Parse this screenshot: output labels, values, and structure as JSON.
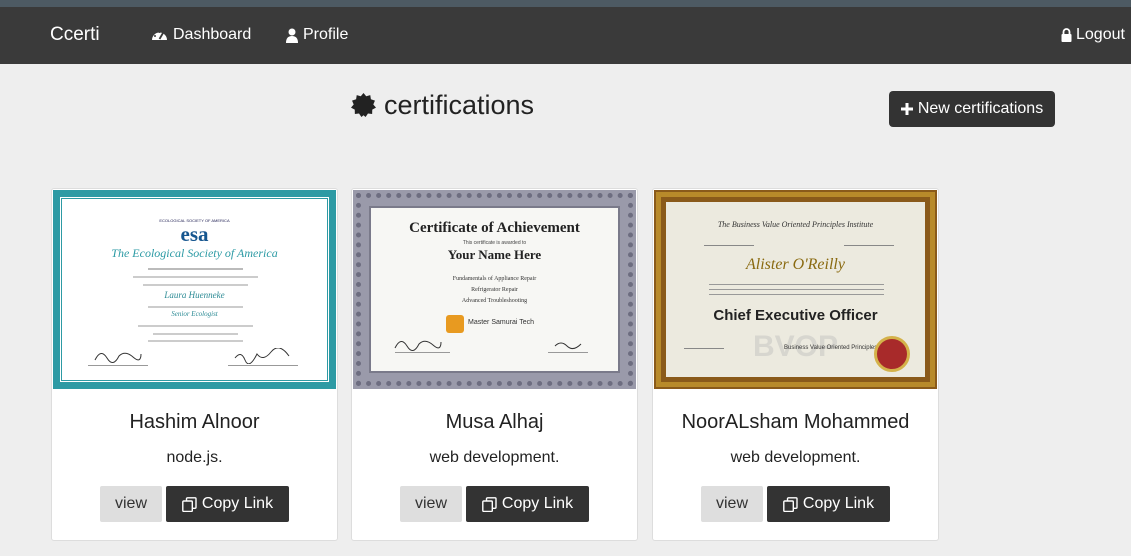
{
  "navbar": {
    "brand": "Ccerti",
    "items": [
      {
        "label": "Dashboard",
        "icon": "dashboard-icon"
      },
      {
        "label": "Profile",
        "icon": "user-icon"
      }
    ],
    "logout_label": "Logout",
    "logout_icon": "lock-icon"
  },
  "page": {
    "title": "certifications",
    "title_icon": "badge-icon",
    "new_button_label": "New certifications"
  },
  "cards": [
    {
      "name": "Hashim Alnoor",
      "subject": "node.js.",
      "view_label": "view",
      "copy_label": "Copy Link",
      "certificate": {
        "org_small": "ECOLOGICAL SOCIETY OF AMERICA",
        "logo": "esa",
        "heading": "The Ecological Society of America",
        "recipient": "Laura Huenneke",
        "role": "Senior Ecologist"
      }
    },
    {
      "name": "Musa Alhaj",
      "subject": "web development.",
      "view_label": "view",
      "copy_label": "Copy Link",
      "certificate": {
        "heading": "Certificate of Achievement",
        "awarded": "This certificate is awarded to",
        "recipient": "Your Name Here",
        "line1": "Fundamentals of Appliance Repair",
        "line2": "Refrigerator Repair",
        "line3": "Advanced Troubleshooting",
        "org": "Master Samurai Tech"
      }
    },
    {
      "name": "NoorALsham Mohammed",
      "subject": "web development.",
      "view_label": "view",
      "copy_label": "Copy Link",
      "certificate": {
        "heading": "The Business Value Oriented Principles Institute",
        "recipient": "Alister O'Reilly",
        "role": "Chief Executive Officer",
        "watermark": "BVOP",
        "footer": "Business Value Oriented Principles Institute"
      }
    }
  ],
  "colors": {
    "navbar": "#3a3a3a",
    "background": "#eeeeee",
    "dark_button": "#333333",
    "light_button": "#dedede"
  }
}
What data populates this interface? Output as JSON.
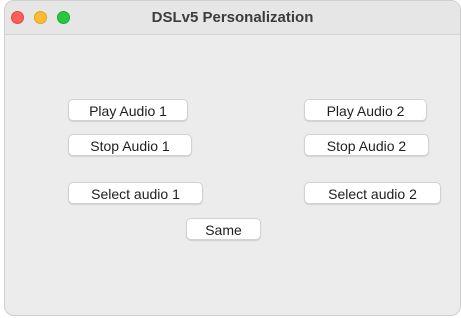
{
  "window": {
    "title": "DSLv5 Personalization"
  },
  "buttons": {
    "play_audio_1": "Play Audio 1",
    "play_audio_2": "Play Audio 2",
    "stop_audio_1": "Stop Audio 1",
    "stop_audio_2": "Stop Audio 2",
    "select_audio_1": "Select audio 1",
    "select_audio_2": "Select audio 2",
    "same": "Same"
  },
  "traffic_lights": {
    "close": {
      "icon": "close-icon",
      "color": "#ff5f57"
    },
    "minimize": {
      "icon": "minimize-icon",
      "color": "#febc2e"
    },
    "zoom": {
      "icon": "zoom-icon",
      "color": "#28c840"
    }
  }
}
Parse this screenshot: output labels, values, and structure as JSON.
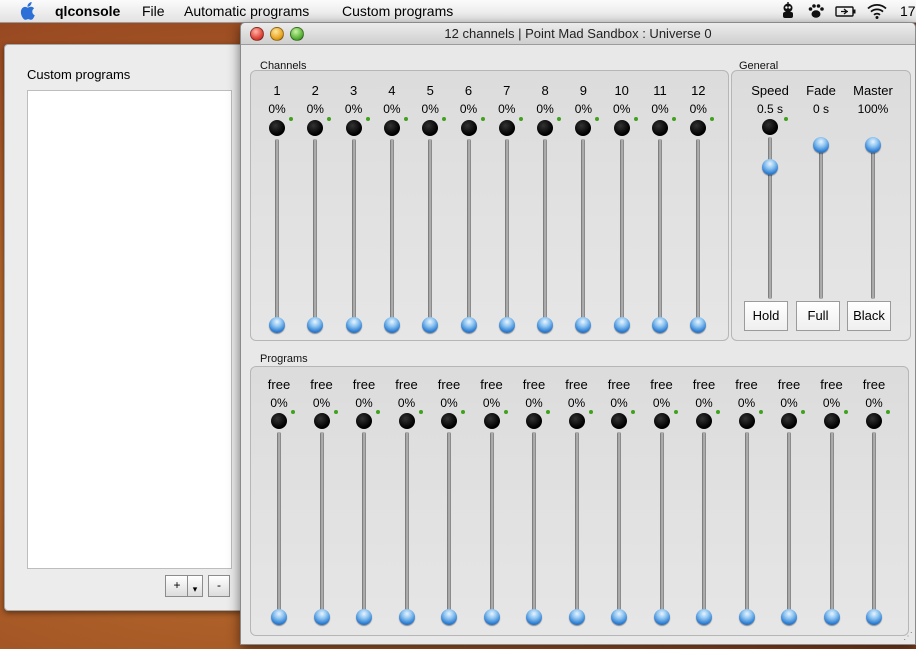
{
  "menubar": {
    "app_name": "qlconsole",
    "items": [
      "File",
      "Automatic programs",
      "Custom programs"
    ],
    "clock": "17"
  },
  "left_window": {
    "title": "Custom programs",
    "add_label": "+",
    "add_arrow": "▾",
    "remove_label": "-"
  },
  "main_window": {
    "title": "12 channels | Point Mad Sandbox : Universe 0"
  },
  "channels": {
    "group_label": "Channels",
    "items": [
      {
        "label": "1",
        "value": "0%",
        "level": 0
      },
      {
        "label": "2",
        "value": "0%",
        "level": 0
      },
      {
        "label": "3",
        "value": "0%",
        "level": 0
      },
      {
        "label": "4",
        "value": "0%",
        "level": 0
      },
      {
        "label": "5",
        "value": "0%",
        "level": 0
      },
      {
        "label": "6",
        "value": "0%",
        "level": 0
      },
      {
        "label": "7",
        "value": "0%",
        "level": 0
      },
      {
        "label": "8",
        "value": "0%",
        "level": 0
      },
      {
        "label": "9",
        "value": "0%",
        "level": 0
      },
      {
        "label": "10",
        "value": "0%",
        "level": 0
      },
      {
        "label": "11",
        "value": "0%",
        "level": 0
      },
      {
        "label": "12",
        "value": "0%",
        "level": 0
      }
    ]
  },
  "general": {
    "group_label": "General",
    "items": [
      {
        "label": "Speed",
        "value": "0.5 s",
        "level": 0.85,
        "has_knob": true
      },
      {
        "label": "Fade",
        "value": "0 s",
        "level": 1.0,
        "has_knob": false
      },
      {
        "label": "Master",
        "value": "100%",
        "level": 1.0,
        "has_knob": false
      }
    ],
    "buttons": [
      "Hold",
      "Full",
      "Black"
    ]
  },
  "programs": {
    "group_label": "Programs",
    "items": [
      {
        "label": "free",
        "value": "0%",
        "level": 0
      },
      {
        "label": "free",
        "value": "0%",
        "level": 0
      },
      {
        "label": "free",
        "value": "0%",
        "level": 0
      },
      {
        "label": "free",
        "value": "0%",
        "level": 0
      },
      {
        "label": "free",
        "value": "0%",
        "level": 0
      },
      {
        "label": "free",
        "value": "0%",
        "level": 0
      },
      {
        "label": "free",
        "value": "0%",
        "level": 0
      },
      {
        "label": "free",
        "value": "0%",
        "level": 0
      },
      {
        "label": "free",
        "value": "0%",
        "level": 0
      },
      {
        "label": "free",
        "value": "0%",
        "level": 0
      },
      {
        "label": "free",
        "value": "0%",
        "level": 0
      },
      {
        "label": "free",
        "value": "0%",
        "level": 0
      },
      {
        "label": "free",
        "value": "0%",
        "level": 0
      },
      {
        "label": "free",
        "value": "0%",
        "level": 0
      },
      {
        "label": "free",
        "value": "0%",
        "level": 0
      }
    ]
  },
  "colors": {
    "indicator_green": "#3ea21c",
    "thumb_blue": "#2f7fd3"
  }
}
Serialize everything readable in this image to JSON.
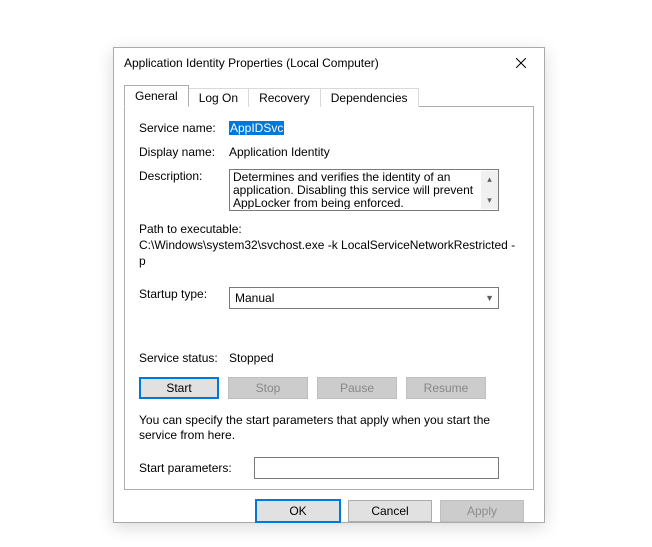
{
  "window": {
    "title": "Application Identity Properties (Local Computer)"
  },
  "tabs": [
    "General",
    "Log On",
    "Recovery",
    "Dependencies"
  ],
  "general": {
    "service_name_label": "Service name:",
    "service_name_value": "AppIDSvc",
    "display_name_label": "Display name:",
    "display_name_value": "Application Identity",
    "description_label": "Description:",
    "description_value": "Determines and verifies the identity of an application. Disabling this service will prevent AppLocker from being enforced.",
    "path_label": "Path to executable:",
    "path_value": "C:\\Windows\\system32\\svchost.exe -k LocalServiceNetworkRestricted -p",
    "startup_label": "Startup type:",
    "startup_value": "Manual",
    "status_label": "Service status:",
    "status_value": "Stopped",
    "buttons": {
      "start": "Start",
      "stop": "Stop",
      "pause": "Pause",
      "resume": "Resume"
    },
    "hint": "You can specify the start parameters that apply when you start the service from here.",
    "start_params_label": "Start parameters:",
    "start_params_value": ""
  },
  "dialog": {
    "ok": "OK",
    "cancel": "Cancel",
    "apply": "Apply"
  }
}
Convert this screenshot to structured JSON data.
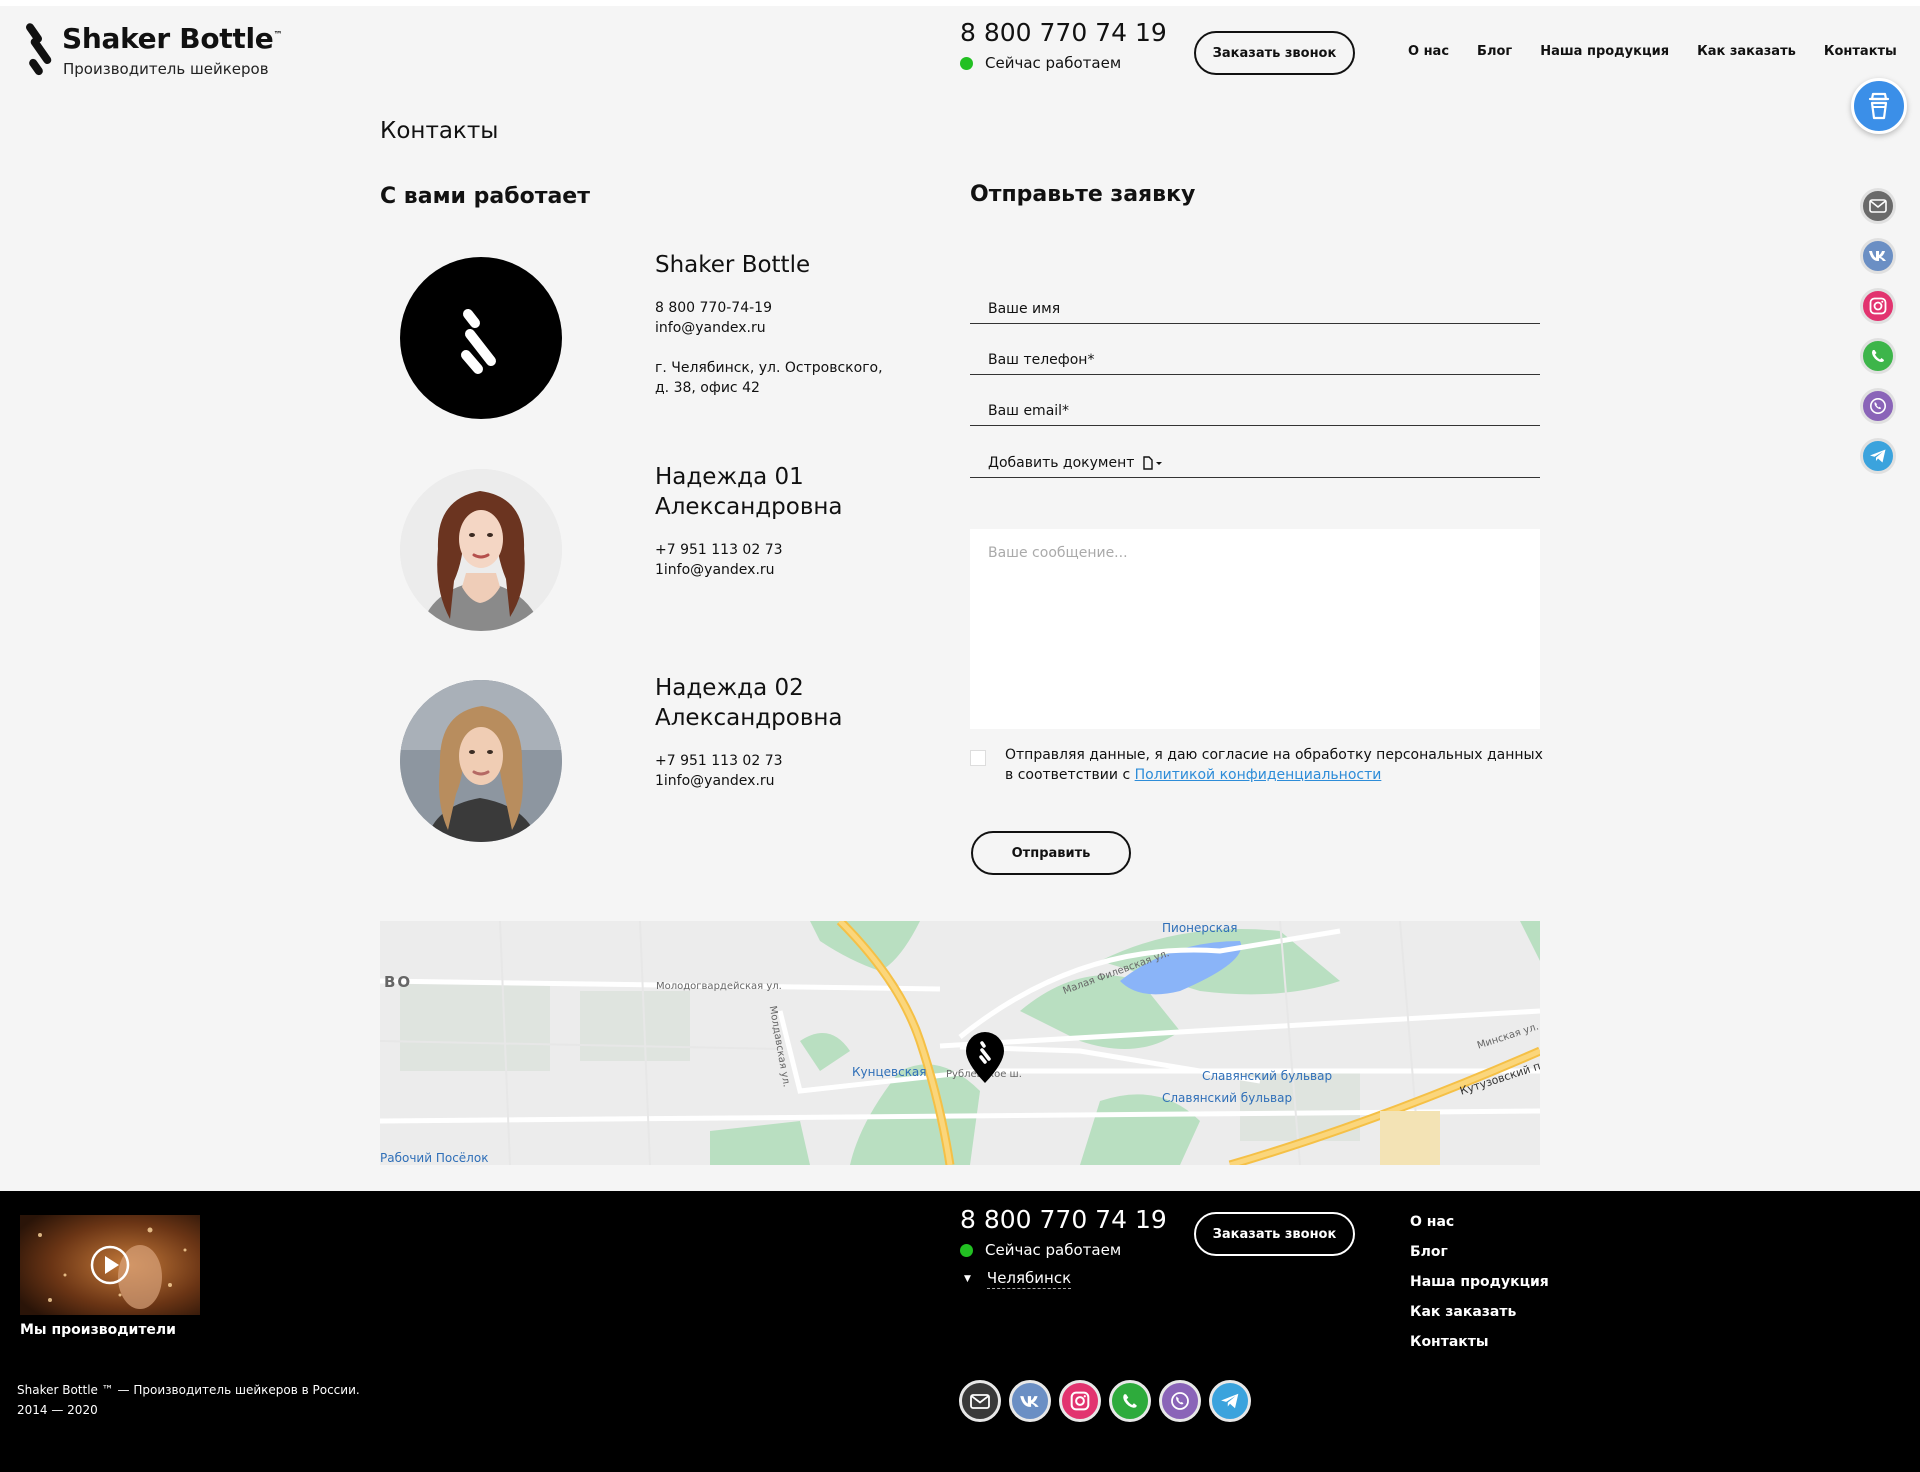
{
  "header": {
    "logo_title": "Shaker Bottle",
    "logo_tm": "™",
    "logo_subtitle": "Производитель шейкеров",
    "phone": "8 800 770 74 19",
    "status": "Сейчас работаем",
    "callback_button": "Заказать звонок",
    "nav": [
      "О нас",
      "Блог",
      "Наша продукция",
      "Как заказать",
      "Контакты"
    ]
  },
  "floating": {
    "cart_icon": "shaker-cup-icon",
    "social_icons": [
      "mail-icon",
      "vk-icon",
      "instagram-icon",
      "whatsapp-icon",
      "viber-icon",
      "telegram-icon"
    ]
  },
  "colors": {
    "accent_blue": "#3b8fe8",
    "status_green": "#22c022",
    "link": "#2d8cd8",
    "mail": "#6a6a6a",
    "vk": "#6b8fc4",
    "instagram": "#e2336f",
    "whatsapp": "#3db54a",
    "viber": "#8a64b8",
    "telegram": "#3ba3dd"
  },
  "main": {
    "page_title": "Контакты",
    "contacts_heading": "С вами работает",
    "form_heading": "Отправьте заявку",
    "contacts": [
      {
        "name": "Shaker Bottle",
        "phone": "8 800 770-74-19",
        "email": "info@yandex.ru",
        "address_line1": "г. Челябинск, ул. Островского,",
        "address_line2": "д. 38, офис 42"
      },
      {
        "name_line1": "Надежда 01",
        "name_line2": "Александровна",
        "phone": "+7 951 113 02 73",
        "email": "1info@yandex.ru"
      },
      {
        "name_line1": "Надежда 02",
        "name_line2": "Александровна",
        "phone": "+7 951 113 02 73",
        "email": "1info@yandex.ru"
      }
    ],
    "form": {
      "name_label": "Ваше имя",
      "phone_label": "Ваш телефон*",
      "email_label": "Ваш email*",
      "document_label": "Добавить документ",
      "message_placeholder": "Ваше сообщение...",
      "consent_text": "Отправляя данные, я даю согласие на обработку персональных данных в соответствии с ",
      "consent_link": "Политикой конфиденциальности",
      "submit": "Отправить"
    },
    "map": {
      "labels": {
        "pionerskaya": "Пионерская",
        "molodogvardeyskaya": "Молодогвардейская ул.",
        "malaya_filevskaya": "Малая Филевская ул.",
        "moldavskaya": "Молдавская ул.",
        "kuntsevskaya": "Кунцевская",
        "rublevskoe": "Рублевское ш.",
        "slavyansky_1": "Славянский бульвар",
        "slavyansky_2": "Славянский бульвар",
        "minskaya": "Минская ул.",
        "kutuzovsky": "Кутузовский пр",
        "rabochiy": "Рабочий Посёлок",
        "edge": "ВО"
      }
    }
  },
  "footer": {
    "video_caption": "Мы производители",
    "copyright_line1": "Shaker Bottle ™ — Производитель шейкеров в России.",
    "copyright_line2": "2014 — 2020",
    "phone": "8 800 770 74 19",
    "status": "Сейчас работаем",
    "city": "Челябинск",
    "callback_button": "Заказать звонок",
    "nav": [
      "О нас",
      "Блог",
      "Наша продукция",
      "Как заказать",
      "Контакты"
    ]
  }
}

· · ·

• [TASK DETAILS]: Look for the word "certifications" and return every line where it occurs.

• [SOLUTION TO THE EXERCISE]:
    "title": "certifications",
    "new_button_label": "New certifications"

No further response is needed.